Every line below that mentions the word "name" should be copied out.

— Start of ITEMS —

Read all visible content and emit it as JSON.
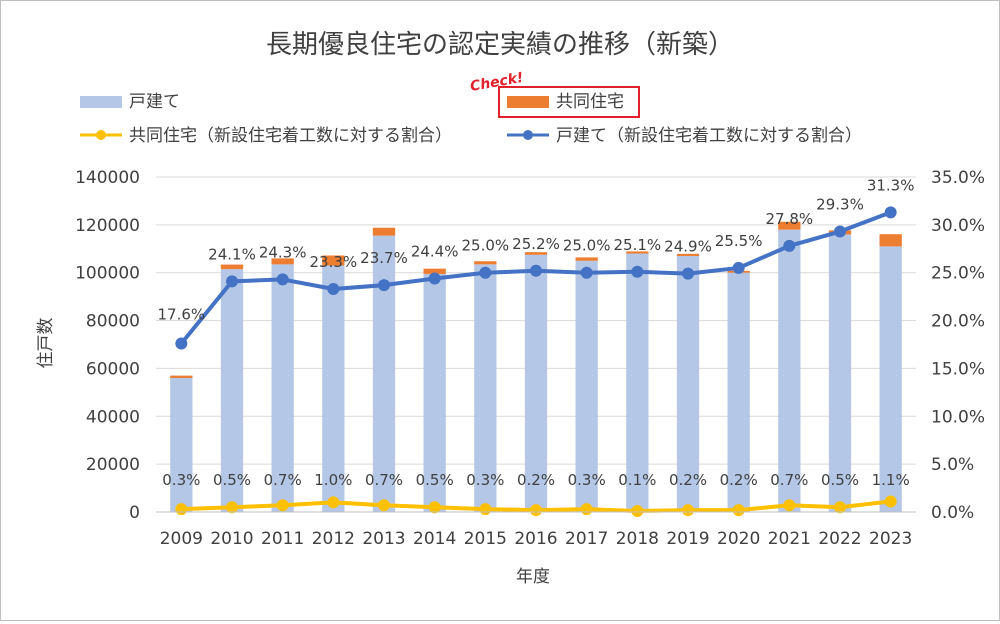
{
  "chart_data": {
    "type": "bar",
    "title": "長期優良住宅の認定実績の推移（新築）",
    "xlabel": "年度",
    "ylabel": "住戸数",
    "ylim": [
      0,
      140000
    ],
    "y2lim": [
      0,
      0.35
    ],
    "left_ticks": [
      "0",
      "20000",
      "40000",
      "60000",
      "80000",
      "100000",
      "120000",
      "140000"
    ],
    "right_ticks": [
      "0.0%",
      "5.0%",
      "10.0%",
      "15.0%",
      "20.0%",
      "25.0%",
      "30.0%",
      "35.0%"
    ],
    "grid": true,
    "legend_position": "top",
    "annotation": "Check!",
    "categories": [
      "2009",
      "2010",
      "2011",
      "2012",
      "2013",
      "2014",
      "2015",
      "2016",
      "2017",
      "2018",
      "2019",
      "2020",
      "2021",
      "2022",
      "2023"
    ],
    "series": [
      {
        "name": "戸建て",
        "kind": "bar",
        "color": "#b4c7e7",
        "values": [
          56000,
          101500,
          103500,
          103000,
          115500,
          99500,
          103500,
          107500,
          105000,
          108000,
          107000,
          100000,
          118000,
          116000,
          111000
        ]
      },
      {
        "name": "共同住宅",
        "kind": "bar",
        "color": "#ed7d31",
        "values": [
          1000,
          1900,
          2500,
          4200,
          3300,
          2200,
          1300,
          1100,
          1400,
          900,
          900,
          800,
          3300,
          1700,
          5100
        ]
      },
      {
        "name": "共同住宅（新設住宅着工数に対する割合）",
        "kind": "line",
        "color": "#ffc000",
        "values": [
          0.003,
          0.005,
          0.007,
          0.01,
          0.007,
          0.005,
          0.003,
          0.002,
          0.003,
          0.001,
          0.002,
          0.002,
          0.007,
          0.005,
          0.011
        ],
        "labels": [
          "0.3%",
          "0.5%",
          "0.7%",
          "1.0%",
          "0.7%",
          "0.5%",
          "0.3%",
          "0.2%",
          "0.3%",
          "0.1%",
          "0.2%",
          "0.2%",
          "0.7%",
          "0.5%",
          "1.1%"
        ]
      },
      {
        "name": "戸建て（新設住宅着工数に対する割合）",
        "kind": "line",
        "color": "#4472c4",
        "values": [
          0.176,
          0.241,
          0.243,
          0.233,
          0.237,
          0.244,
          0.25,
          0.252,
          0.25,
          0.251,
          0.249,
          0.255,
          0.278,
          0.293,
          0.313
        ],
        "labels": [
          "17.6%",
          "24.1%",
          "24.3%",
          "23.3%",
          "23.7%",
          "24.4%",
          "25.0%",
          "25.2%",
          "25.0%",
          "25.1%",
          "24.9%",
          "25.5%",
          "27.8%",
          "29.3%",
          "31.3%"
        ]
      }
    ]
  }
}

— End of ITEMS —

● **EXPECTED ANSWER**:
        "name": "戸建て",
        "name": "共同住宅",
        "name": "共同住宅（新設住宅着工数に対する割合）",
        "name": "戸建て（新設住宅着工数に対する割合）",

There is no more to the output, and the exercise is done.